• _Excerpted records_:
--------

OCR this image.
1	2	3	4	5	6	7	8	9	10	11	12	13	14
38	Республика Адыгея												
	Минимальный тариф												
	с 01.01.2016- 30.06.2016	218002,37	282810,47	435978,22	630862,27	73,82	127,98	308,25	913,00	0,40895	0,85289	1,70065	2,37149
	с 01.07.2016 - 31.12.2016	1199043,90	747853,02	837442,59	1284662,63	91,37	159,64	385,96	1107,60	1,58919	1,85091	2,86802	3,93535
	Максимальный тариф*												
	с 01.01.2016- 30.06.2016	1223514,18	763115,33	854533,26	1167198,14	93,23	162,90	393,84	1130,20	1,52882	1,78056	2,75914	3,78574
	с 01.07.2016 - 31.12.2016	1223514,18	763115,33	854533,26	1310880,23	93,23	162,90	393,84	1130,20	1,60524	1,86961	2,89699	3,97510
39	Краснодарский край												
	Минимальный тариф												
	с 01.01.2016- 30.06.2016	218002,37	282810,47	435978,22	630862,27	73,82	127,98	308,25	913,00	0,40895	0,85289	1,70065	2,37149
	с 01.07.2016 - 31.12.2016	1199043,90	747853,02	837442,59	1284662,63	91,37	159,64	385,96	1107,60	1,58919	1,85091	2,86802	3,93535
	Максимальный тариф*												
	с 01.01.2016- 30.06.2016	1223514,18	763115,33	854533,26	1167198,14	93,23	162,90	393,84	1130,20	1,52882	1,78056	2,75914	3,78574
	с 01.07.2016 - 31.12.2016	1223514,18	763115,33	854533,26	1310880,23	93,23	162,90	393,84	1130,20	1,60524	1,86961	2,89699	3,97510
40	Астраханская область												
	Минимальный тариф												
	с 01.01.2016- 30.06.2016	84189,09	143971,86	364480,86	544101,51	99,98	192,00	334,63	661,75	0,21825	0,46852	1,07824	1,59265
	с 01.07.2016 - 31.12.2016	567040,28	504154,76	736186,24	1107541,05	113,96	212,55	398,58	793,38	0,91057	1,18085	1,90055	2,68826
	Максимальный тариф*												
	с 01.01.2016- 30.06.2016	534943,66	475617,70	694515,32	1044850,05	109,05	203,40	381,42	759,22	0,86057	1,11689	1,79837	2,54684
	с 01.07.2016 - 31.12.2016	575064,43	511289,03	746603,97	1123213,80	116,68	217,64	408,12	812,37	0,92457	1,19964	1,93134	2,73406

--------

• _Exercise goal_: Using the listing above, reproduce each line without omission.

• _Task response_:
OCR this image.
1	2	3	4	5	6	7	8	9	10	11	12	13	14
38	Республика Адыгея												
	Минимальный тариф												
	с 01.01.2016- 30.06.2016	218002,37	282810,47	435978,22	630862,27	73,82	127,98	308,25	913,00	0,40895	0,85289	1,70065	2,37149
	с 01.07.2016 - 31.12.2016	1199043,90	747853,02	837442,59	1284662,63	91,37	159,64	385,96	1107,60	1,58919	1,85091	2,86802	3,93535
	Максимальный тариф*												
	с 01.01.2016- 30.06.2016	1223514,18	763115,33	854533,26	1167198,14	93,23	162,90	393,84	1130,20	1,52882	1,78056	2,75914	3,78574
	с 01.07.2016 - 31.12.2016	1223514,18	763115,33	854533,26	1310880,23	93,23	162,90	393,84	1130,20	1,60524	1,86961	2,89699	3,97510
39	Краснодарский край												
	Минимальный тариф												
	с 01.01.2016- 30.06.2016	218002,37	282810,47	435978,22	630862,27	73,82	127,98	308,25	913,00	0,40895	0,85289	1,70065	2,37149
	с 01.07.2016 - 31.12.2016	1199043,90	747853,02	837442,59	1284662,63	91,37	159,64	385,96	1107,60	1,58919	1,85091	2,86802	3,93535
	Максимальный тариф*												
	с 01.01.2016- 30.06.2016	1223514,18	763115,33	854533,26	1167198,14	93,23	162,90	393,84	1130,20	1,52882	1,78056	2,75914	3,78574
	с 01.07.2016 - 31.12.2016	1223514,18	763115,33	854533,26	1310880,23	93,23	162,90	393,84	1130,20	1,60524	1,86961	2,89699	3,97510
40	Астраханская область												
	Минимальный тариф												
	с 01.01.2016- 30.06.2016	84189,09	143971,86	364480,86	544101,51	99,98	192,00	334,63	661,75	0,21825	0,46852	1,07824	1,59265
	с 01.07.2016 - 31.12.2016	567040,28	504154,76	736186,24	1107541,05	113,96	212,55	398,58	793,38	0,91057	1,18085	1,90055	2,68826
	Максимальный тариф*												
	с 01.01.2016- 30.06.2016	534943,66	475617,70	694515,32	1044850,05	109,05	203,40	381,42	759,22	0,86057	1,11689	1,79837	2,54684
	с 01.07.2016 - 31.12.2016	575064,43	511289,03	746603,97	1123213,80	116,68	217,64	408,12	812,37	0,92457	1,19964	1,93134	2,73406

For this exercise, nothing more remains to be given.